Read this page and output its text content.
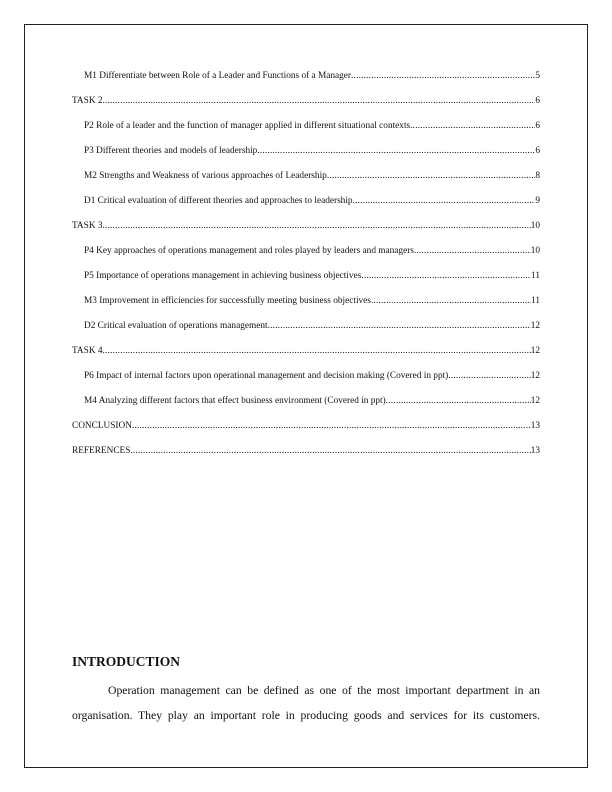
M1 Differentiate between Role of a Leader and Functions of a Manager .....	5
TASK 2 .....	6
P2 Role of a leader and the function of manager applied in different situational contexts .....	6
P3 Different theories and models of leadership .....	6
M2 Strengths and Weakness of various approaches of Leadership .....	8
D1 Critical evaluation of different theories and approaches to leadership .....	9
TASK 3 .....	10
P4 Key approaches of operations management and roles played by leaders and managers .....	10
P5 Importance of operations management in achieving business objectives .....	11
M3 Improvement in efficiencies for successfully meeting business objectives .....	11
D2 Critical evaluation of operations management .....	12
TASK 4 .....	12
P6 Impact of internal factors upon operational management and decision making (Covered in ppt) .....	12
M4 Analyzing different factors that effect business environment (Covered in ppt) .....	12
CONCLUSION .....	13
REFERENCES .....	13
INTRODUCTION

Operation management can be defined as one of the most important department in an organisation. They play an important role in producing goods and services for its customers.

----

__What to work on__
All of the records above must be copied exactly, except for the pictures.

__Response__
Read this page and output its text content.
M1 Differentiate between Role of a Leader and Functions of a Manager .....	5
TASK 2 .....	6
P2 Role of a leader and the function of manager applied in different situational contexts .....	6
P3 Different theories and models of leadership .....	6
M2 Strengths and Weakness of various approaches of Leadership .....	8
D1 Critical evaluation of different theories and approaches to leadership .....	9
TASK 3 .....	10
P4 Key approaches of operations management and roles played by leaders and managers .....	10
P5 Importance of operations management in achieving business objectives .....	11
M3 Improvement in efficiencies for successfully meeting business objectives .....	11
D2 Critical evaluation of operations management .....	12
TASK 4 .....	12
P6 Impact of internal factors upon operational management and decision making (Covered in ppt) .....	12
M4 Analyzing different factors that effect business environment (Covered in ppt) .....	12
CONCLUSION .....	13
REFERENCES .....	13
INTRODUCTION

Operation management can be defined as one of the most important department in an organisation. They play an important role in producing goods and services for its customers.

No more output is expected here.